Work required: All lines featuring the string "technike" are to be listed.
## Begin
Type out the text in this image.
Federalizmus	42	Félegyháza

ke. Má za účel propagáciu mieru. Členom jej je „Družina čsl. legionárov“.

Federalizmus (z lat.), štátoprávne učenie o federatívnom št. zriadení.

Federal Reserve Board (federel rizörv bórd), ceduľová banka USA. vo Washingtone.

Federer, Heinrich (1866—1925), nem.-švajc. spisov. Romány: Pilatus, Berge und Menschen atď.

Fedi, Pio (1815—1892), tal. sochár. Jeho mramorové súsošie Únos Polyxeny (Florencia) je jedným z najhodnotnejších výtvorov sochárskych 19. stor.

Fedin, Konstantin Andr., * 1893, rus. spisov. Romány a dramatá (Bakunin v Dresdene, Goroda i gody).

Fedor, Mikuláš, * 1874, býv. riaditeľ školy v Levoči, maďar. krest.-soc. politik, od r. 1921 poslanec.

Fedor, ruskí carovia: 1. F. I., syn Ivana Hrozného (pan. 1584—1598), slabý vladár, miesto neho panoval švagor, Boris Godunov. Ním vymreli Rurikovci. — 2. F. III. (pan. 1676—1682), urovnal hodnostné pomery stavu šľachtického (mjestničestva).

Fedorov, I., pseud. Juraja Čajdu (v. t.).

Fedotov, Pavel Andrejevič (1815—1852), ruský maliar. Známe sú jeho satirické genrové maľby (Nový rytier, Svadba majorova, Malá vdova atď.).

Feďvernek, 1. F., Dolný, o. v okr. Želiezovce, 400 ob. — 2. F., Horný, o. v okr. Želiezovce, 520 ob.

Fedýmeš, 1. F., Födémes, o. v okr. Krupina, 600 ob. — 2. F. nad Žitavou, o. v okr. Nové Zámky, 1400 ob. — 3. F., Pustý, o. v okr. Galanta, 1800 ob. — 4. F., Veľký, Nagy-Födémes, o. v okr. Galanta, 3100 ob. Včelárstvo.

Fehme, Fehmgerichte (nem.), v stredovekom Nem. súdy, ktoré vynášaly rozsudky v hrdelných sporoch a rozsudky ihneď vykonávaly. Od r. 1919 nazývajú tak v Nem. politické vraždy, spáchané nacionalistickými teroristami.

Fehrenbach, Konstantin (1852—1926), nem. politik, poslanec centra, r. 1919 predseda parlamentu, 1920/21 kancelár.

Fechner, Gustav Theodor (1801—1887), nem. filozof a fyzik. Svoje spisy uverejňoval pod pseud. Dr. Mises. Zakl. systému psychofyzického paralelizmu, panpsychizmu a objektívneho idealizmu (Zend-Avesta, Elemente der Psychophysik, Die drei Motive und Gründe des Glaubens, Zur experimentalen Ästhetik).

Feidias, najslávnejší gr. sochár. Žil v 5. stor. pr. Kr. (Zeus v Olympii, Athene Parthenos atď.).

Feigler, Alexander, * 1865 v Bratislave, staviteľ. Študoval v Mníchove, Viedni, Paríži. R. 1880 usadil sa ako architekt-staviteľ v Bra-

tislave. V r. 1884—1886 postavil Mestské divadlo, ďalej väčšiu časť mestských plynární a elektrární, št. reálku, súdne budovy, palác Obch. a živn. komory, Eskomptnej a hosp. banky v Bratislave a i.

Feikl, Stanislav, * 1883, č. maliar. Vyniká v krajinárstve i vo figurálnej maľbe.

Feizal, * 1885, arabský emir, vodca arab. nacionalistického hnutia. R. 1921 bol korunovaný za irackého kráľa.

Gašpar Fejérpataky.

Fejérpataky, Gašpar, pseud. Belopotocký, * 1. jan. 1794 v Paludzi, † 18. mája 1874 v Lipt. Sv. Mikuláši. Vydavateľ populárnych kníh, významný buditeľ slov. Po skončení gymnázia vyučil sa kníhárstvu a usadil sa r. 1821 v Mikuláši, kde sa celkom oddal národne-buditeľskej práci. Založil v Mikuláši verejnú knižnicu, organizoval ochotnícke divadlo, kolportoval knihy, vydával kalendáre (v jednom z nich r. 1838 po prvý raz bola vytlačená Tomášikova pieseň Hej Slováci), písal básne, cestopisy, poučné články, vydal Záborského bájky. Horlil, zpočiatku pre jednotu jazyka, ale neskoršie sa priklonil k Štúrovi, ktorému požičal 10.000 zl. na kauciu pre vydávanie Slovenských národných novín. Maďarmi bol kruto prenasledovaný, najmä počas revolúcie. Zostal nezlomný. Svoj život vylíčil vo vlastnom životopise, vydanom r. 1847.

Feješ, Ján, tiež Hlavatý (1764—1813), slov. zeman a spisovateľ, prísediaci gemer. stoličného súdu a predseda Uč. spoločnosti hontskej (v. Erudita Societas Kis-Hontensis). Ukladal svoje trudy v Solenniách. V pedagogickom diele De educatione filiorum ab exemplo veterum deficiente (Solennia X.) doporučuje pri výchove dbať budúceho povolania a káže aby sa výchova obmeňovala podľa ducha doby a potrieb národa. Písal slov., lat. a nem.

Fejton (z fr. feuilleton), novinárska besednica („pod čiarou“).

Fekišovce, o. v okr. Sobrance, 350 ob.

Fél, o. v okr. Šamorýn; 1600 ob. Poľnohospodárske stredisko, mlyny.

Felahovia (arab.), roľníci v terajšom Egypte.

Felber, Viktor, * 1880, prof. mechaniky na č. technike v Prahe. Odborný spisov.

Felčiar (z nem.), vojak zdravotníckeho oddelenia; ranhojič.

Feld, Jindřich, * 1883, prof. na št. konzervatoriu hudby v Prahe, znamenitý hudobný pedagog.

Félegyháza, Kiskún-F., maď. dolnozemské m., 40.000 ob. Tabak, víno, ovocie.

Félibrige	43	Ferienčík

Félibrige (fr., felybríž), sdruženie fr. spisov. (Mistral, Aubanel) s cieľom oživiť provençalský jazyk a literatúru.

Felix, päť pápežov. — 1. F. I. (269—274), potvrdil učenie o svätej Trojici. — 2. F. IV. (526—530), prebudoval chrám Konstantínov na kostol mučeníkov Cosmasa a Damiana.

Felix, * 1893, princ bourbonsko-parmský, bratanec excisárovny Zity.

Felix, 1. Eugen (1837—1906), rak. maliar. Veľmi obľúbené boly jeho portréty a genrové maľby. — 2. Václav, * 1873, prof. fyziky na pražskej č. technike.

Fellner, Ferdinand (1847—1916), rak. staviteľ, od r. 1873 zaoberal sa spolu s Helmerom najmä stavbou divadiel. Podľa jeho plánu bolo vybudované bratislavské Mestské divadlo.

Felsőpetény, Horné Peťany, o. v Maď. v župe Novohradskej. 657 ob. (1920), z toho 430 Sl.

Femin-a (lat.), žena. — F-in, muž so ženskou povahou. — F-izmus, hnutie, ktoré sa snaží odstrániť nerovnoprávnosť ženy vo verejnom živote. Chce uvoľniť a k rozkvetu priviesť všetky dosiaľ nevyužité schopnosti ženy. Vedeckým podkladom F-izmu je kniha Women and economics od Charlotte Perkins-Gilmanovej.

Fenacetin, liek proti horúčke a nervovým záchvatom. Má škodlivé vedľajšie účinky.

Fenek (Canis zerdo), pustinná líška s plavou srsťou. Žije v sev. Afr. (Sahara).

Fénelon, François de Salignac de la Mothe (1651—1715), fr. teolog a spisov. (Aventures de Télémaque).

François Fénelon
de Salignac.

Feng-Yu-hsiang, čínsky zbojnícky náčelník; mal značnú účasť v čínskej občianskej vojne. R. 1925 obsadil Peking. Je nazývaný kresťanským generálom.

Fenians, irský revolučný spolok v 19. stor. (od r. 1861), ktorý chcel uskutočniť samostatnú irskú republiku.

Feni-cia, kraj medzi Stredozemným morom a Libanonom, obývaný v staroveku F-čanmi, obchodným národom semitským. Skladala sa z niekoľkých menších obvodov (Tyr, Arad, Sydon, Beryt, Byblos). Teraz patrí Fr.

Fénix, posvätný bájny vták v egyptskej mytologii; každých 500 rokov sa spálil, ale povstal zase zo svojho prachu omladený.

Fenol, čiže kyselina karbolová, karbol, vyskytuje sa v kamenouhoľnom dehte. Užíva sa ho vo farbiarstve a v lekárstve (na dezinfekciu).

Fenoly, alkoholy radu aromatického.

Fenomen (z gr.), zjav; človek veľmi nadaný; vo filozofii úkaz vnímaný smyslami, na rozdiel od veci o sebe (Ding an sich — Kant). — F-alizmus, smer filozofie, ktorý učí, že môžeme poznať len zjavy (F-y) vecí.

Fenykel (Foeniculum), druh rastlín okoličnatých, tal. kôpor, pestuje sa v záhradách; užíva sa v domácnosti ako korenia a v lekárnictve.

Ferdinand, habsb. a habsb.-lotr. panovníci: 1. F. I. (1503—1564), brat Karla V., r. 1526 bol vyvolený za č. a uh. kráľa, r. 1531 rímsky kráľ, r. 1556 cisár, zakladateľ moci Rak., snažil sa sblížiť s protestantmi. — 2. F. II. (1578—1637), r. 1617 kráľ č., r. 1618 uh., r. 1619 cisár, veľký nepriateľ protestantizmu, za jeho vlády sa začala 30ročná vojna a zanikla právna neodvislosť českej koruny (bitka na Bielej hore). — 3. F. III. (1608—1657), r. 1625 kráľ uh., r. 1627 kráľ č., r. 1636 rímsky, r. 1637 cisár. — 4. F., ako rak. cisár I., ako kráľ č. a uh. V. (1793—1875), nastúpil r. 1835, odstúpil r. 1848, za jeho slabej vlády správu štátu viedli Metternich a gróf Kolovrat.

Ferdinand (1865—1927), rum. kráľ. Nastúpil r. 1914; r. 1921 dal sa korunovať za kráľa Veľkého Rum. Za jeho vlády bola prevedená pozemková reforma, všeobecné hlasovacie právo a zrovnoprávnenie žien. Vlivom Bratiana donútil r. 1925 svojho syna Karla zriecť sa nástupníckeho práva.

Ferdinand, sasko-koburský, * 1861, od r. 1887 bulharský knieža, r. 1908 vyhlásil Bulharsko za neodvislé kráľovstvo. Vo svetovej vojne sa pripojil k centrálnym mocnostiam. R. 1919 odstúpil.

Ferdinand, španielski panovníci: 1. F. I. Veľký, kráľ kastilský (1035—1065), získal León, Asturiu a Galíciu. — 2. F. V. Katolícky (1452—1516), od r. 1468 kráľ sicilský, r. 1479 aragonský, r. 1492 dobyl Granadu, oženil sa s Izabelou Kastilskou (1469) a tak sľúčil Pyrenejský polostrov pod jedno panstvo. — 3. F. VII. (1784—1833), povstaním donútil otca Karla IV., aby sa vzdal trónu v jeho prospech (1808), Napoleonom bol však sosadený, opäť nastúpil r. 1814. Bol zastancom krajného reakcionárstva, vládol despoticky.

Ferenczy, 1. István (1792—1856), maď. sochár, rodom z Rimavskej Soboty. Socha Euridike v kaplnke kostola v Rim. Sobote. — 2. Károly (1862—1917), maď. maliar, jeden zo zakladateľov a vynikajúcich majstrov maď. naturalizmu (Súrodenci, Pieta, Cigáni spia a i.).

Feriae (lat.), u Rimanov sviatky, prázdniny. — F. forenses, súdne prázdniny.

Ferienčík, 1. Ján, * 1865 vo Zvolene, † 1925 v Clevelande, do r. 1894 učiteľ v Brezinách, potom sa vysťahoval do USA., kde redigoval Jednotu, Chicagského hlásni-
## End
Solution:
Felber, Viktor, * 1880, prof. mechaniky na č. technike v Prahe. Odborný spisov.
Felix, 1. Eugen (1837—1906), rak. maliar. Veľmi obľúbené boly jeho portréty a genrové maľby. — 2. Václav, * 1873, prof. fyziky na pražskej č. technike.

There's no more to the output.